>> START
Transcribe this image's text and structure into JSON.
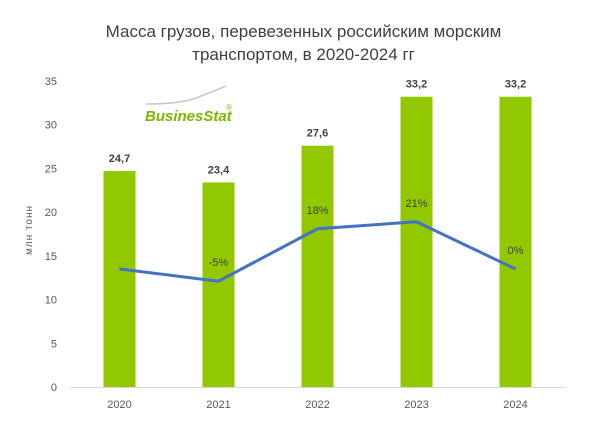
{
  "chart_data": {
    "type": "bar",
    "title_lines": [
      "Масса грузов, перевезенных российским морским",
      "транспортом, в 2020-2024 гг"
    ],
    "ylabel": "млн тонн",
    "ylim": [
      0,
      35
    ],
    "yticks": [
      0,
      5,
      10,
      15,
      20,
      25,
      30,
      35
    ],
    "categories": [
      "2020",
      "2021",
      "2022",
      "2023",
      "2024"
    ],
    "values": [
      24.7,
      23.4,
      27.6,
      33.2,
      33.2
    ],
    "value_labels": [
      "24,7",
      "23,4",
      "27,6",
      "33,2",
      "33,2"
    ],
    "growth_line": {
      "values": [
        13.5,
        12.1,
        18.1,
        18.9,
        13.5
      ],
      "labels": [
        "",
        "-5%",
        "18%",
        "21%",
        "0%"
      ]
    },
    "grid": false,
    "bar_color": "#92c800",
    "line_color": "#4472c4"
  },
  "logo": {
    "text": "BusinesStat",
    "mark": "®"
  }
}
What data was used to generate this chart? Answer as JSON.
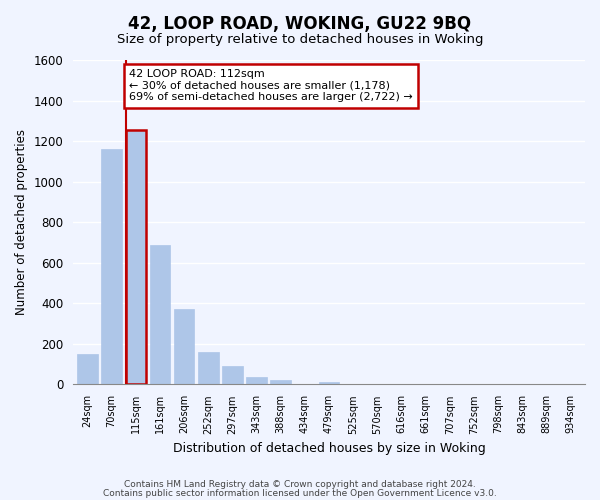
>> END
## [TASK DETAILS]
Copy the records above exactly, leaving out every picture.

## [RESULT]
Transcribe this image's text and structure into JSON.
{
  "chart_data": {
    "type": "bar",
    "title_lines": [
      "Масса грузов, перевезенных российским морским",
      "транспортом, в 2020-2024 гг"
    ],
    "ylabel": "млн тонн",
    "ylim": [
      0,
      35
    ],
    "yticks": [
      0,
      5,
      10,
      15,
      20,
      25,
      30,
      35
    ],
    "categories": [
      "2020",
      "2021",
      "2022",
      "2023",
      "2024"
    ],
    "values": [
      24.7,
      23.4,
      27.6,
      33.2,
      33.2
    ],
    "value_labels": [
      "24,7",
      "23,4",
      "27,6",
      "33,2",
      "33,2"
    ],
    "growth_line": {
      "values": [
        13.5,
        12.1,
        18.1,
        18.9,
        13.5
      ],
      "labels": [
        "",
        "-5%",
        "18%",
        "21%",
        "0%"
      ]
    },
    "grid": false,
    "bar_color": "#92c800",
    "line_color": "#4472c4"
  },
  "logo": {
    "text": "BusinesStat",
    "mark": "®"
  }
}
What data was used to generate this chart? Answer as JSON.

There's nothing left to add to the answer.